Instruction: Reproduce all of the material exactly as shown.

Records for this exercise:
____________

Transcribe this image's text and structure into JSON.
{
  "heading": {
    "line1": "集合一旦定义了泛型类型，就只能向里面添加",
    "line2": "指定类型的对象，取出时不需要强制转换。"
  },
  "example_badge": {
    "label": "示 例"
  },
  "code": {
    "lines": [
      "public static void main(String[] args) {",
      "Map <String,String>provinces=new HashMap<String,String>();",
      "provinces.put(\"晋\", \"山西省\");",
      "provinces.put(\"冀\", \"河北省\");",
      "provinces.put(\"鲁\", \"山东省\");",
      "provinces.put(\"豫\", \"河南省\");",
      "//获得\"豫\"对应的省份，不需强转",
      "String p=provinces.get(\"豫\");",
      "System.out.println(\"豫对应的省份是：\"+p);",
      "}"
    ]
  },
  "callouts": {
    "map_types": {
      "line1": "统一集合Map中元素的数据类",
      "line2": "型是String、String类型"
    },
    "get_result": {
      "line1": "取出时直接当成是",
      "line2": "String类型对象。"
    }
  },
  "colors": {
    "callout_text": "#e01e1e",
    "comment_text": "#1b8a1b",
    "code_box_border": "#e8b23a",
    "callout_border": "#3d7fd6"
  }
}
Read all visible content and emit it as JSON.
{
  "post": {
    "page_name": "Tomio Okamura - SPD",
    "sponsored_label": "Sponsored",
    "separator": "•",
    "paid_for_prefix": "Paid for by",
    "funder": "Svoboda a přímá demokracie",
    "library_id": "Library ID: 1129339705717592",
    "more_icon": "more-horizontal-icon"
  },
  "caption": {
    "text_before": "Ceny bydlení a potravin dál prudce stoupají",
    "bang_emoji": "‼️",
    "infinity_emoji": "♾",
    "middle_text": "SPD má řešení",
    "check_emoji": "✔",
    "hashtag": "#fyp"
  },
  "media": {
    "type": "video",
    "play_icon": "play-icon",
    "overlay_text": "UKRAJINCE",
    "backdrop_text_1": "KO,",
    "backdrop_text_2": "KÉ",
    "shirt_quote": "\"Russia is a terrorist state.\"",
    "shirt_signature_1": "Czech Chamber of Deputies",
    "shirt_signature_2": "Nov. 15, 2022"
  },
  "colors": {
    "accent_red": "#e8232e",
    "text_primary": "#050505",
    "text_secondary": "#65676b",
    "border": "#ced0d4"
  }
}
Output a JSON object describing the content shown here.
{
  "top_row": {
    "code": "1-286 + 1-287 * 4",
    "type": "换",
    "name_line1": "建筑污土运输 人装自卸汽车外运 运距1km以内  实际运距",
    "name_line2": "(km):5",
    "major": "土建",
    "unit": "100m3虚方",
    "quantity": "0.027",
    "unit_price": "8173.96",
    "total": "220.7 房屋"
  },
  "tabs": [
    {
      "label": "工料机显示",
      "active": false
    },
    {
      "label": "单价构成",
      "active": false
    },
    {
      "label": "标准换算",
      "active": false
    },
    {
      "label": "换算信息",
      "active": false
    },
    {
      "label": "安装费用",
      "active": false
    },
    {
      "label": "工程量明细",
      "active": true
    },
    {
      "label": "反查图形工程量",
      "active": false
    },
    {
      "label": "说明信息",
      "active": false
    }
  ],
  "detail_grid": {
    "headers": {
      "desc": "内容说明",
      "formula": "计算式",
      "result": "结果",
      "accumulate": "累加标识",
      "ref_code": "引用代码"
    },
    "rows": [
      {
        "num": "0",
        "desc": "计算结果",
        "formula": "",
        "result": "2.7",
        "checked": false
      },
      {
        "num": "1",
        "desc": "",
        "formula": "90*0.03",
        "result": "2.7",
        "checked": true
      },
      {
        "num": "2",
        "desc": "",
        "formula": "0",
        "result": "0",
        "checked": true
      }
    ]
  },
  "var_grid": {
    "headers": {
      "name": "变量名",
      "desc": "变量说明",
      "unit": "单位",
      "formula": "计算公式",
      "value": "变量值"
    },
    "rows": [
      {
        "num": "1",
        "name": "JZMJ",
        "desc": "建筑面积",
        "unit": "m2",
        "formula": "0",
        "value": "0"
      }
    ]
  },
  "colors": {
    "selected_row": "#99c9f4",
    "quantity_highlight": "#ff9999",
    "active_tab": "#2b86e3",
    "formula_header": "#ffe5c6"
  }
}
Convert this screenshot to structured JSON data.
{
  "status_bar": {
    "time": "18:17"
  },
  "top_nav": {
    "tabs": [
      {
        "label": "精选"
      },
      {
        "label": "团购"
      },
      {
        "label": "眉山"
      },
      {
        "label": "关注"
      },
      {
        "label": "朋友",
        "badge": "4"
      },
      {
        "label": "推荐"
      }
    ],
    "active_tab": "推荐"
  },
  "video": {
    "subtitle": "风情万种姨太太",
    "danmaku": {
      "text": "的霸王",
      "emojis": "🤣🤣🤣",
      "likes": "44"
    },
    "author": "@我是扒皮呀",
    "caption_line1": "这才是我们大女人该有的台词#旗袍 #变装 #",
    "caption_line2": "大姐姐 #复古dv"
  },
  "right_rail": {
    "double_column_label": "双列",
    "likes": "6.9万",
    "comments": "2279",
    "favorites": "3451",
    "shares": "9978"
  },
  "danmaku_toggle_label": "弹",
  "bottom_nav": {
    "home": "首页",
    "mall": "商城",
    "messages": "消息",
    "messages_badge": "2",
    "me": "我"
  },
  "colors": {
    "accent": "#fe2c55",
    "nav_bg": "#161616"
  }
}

____________

Reply:
Transcribe this image's text and structure into JSON.
{
  "heading": {
    "line1": "集合一旦定义了泛型类型，就只能向里面添加",
    "line2": "指定类型的对象，取出时不需要强制转换。"
  },
  "example_badge": {
    "label": "示 例"
  },
  "code": {
    "lines": [
      "public static void main(String[] args) {",
      "Map <String,String>provinces=new HashMap<String,String>();",
      "provinces.put(\"晋\", \"山西省\");",
      "provinces.put(\"冀\", \"河北省\");",
      "provinces.put(\"鲁\", \"山东省\");",
      "provinces.put(\"豫\", \"河南省\");",
      "//获得\"豫\"对应的省份，不需强转",
      "String p=provinces.get(\"豫\");",
      "System.out.println(\"豫对应的省份是：\"+p);",
      "}"
    ]
  },
  "callouts": {
    "map_types": {
      "line1": "统一集合Map中元素的数据类",
      "line2": "型是String、String类型"
    },
    "get_result": {
      "line1": "取出时直接当成是",
      "line2": "String类型对象。"
    }
  },
  "colors": {
    "callout_text": "#e01e1e",
    "comment_text": "#1b8a1b",
    "code_box_border": "#e8b23a",
    "callout_border": "#3d7fd6"
  }
}
Read all visible content and emit it as JSON.
{
  "post": {
    "page_name": "Tomio Okamura - SPD",
    "sponsored_label": "Sponsored",
    "separator": "•",
    "paid_for_prefix": "Paid for by",
    "funder": "Svoboda a přímá demokracie",
    "library_id": "Library ID: 1129339705717592",
    "more_icon": "more-horizontal-icon"
  },
  "caption": {
    "text_before": "Ceny bydlení a potravin dál prudce stoupají",
    "bang_emoji": "‼️",
    "infinity_emoji": "♾",
    "middle_text": "SPD má řešení",
    "check_emoji": "✔",
    "hashtag": "#fyp"
  },
  "media": {
    "type": "video",
    "play_icon": "play-icon",
    "overlay_text": "UKRAJINCE",
    "backdrop_text_1": "KO,",
    "backdrop_text_2": "KÉ",
    "shirt_quote": "\"Russia is a terrorist state.\"",
    "shirt_signature_1": "Czech Chamber of Deputies",
    "shirt_signature_2": "Nov. 15, 2022"
  },
  "colors": {
    "accent_red": "#e8232e",
    "text_primary": "#050505",
    "text_secondary": "#65676b",
    "border": "#ced0d4"
  }
}
Output a JSON object describing the content shown here.
{
  "top_row": {
    "code": "1-286 + 1-287 * 4",
    "type": "换",
    "name_line1": "建筑污土运输 人装自卸汽车外运 运距1km以内  实际运距",
    "name_line2": "(km):5",
    "major": "土建",
    "unit": "100m3虚方",
    "quantity": "0.027",
    "unit_price": "8173.96",
    "total": "220.7 房屋"
  },
  "tabs": [
    {
      "label": "工料机显示",
      "active": false
    },
    {
      "label": "单价构成",
      "active": false
    },
    {
      "label": "标准换算",
      "active": false
    },
    {
      "label": "换算信息",
      "active": false
    },
    {
      "label": "安装费用",
      "active": false
    },
    {
      "label": "工程量明细",
      "active": true
    },
    {
      "label": "反查图形工程量",
      "active": false
    },
    {
      "label": "说明信息",
      "active": false
    }
  ],
  "detail_grid": {
    "headers": {
      "desc": "内容说明",
      "formula": "计算式",
      "result": "结果",
      "accumulate": "累加标识",
      "ref_code": "引用代码"
    },
    "rows": [
      {
        "num": "0",
        "desc": "计算结果",
        "formula": "",
        "result": "2.7",
        "checked": false
      },
      {
        "num": "1",
        "desc": "",
        "formula": "90*0.03",
        "result": "2.7",
        "checked": true
      },
      {
        "num": "2",
        "desc": "",
        "formula": "0",
        "result": "0",
        "checked": true
      }
    ]
  },
  "var_grid": {
    "headers": {
      "name": "变量名",
      "desc": "变量说明",
      "unit": "单位",
      "formula": "计算公式",
      "value": "变量值"
    },
    "rows": [
      {
        "num": "1",
        "name": "JZMJ",
        "desc": "建筑面积",
        "unit": "m2",
        "formula": "0",
        "value": "0"
      }
    ]
  },
  "colors": {
    "selected_row": "#99c9f4",
    "quantity_highlight": "#ff9999",
    "active_tab": "#2b86e3",
    "formula_header": "#ffe5c6"
  }
}
Convert this screenshot to structured JSON data.
{
  "status_bar": {
    "time": "18:17"
  },
  "top_nav": {
    "tabs": [
      {
        "label": "精选"
      },
      {
        "label": "团购"
      },
      {
        "label": "眉山"
      },
      {
        "label": "关注"
      },
      {
        "label": "朋友",
        "badge": "4"
      },
      {
        "label": "推荐"
      }
    ],
    "active_tab": "推荐"
  },
  "video": {
    "subtitle": "风情万种姨太太",
    "danmaku": {
      "text": "的霸王",
      "emojis": "🤣🤣🤣",
      "likes": "44"
    },
    "author": "@我是扒皮呀",
    "caption_line1": "这才是我们大女人该有的台词#旗袍 #变装 #",
    "caption_line2": "大姐姐 #复古dv"
  },
  "right_rail": {
    "double_column_label": "双列",
    "likes": "6.9万",
    "comments": "2279",
    "favorites": "3451",
    "shares": "9978"
  },
  "danmaku_toggle_label": "弹",
  "bottom_nav": {
    "home": "首页",
    "mall": "商城",
    "messages": "消息",
    "messages_badge": "2",
    "me": "我"
  },
  "colors": {
    "accent": "#fe2c55",
    "nav_bg": "#161616"
  }
}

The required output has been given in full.